→ **Task to complete**: Reproduce the data below with every occurrence of "velocity norm" swapped for "velocity magnitude" and nothing else altered. Leave the pictures out of your answer.

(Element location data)
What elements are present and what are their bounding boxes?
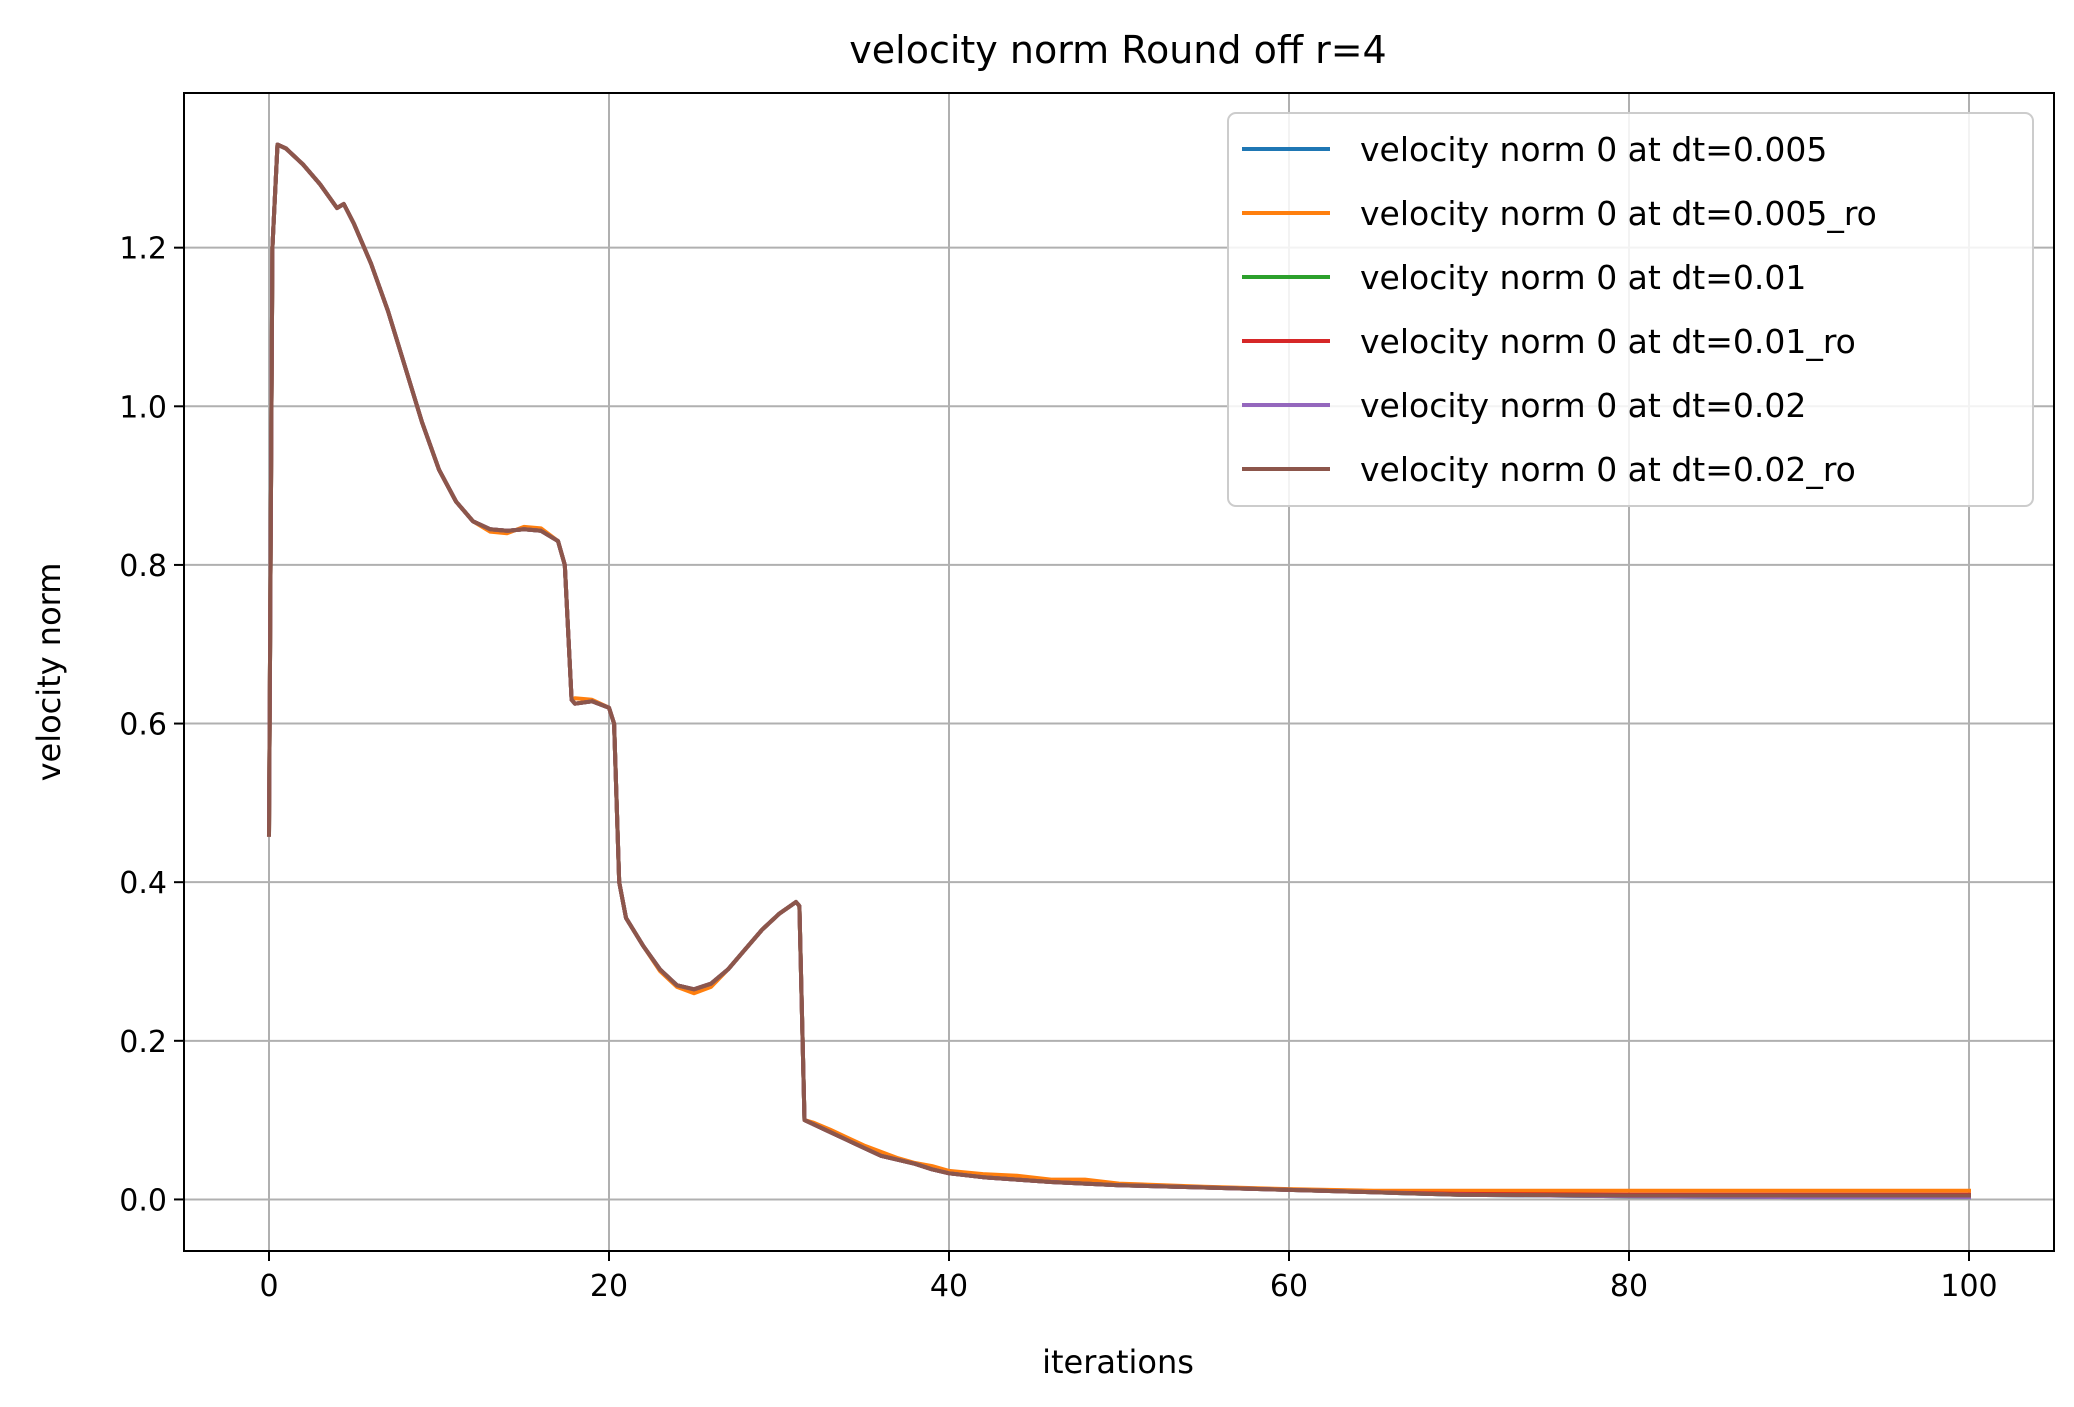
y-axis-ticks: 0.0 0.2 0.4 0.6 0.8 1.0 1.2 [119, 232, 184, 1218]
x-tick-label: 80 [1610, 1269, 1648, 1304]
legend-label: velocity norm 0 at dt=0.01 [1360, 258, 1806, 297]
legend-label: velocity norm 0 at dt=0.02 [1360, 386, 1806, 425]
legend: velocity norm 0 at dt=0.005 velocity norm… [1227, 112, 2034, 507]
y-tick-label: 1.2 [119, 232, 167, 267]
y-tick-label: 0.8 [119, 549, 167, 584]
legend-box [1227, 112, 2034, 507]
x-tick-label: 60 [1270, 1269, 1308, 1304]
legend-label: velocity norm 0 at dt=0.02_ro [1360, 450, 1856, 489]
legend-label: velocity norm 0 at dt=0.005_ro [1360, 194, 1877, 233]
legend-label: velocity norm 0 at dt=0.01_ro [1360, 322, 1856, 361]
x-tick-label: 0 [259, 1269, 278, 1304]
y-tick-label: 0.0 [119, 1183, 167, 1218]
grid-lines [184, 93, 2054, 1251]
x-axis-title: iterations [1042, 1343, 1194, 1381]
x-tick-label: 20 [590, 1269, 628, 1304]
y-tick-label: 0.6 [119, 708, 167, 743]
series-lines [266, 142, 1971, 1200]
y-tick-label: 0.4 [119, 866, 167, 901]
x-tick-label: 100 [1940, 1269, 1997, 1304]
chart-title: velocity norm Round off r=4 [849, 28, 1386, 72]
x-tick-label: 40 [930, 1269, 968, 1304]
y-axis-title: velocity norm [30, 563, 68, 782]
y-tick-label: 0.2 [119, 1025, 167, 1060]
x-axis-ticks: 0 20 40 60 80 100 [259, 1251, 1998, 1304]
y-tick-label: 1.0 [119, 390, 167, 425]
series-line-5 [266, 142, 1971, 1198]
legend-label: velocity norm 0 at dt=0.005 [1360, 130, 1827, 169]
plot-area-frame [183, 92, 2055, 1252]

→ **Finished exercise**:
What elements are present and what are their bounding boxes?
y-axis-ticks: 0.0 0.2 0.4 0.6 0.8 1.0 1.2 [119, 232, 184, 1218]
x-tick-label: 80 [1610, 1269, 1648, 1304]
legend-label: velocity magnitude 0 at dt=0.01 [1360, 258, 1806, 297]
legend-label: velocity magnitude 0 at dt=0.02 [1360, 386, 1806, 425]
legend: velocity magnitude 0 at dt=0.005 velocity magnitude… [1227, 112, 2034, 507]
y-tick-label: 1.2 [119, 232, 167, 267]
y-tick-label: 0.8 [119, 549, 167, 584]
legend-box [1227, 112, 2034, 507]
x-tick-label: 60 [1270, 1269, 1308, 1304]
legend-label: velocity magnitude 0 at dt=0.02_ro [1360, 450, 1856, 489]
legend-label: velocity magnitude 0 at dt=0.005_ro [1360, 194, 1877, 233]
legend-label: velocity magnitude 0 at dt=0.01_ro [1360, 322, 1856, 361]
x-tick-label: 0 [259, 1269, 278, 1304]
y-tick-label: 0.0 [119, 1183, 167, 1218]
grid-lines [184, 93, 2054, 1251]
x-axis-title: iterations [1042, 1343, 1194, 1381]
x-tick-label: 20 [590, 1269, 628, 1304]
y-tick-label: 0.6 [119, 708, 167, 743]
series-lines [266, 142, 1971, 1200]
y-tick-label: 0.4 [119, 866, 167, 901]
x-tick-label: 100 [1940, 1269, 1997, 1304]
chart-title: velocity magnitude Round off r=4 [849, 28, 1386, 72]
x-tick-label: 40 [930, 1269, 968, 1304]
y-axis-title: velocity magnitude [30, 563, 68, 782]
y-tick-label: 0.2 [119, 1025, 167, 1060]
x-axis-ticks: 0 20 40 60 80 100 [259, 1251, 1998, 1304]
y-tick-label: 1.0 [119, 390, 167, 425]
series-line-5 [266, 142, 1971, 1198]
legend-label: velocity magnitude 0 at dt=0.005 [1360, 130, 1827, 169]
plot-area-frame [183, 92, 2055, 1252]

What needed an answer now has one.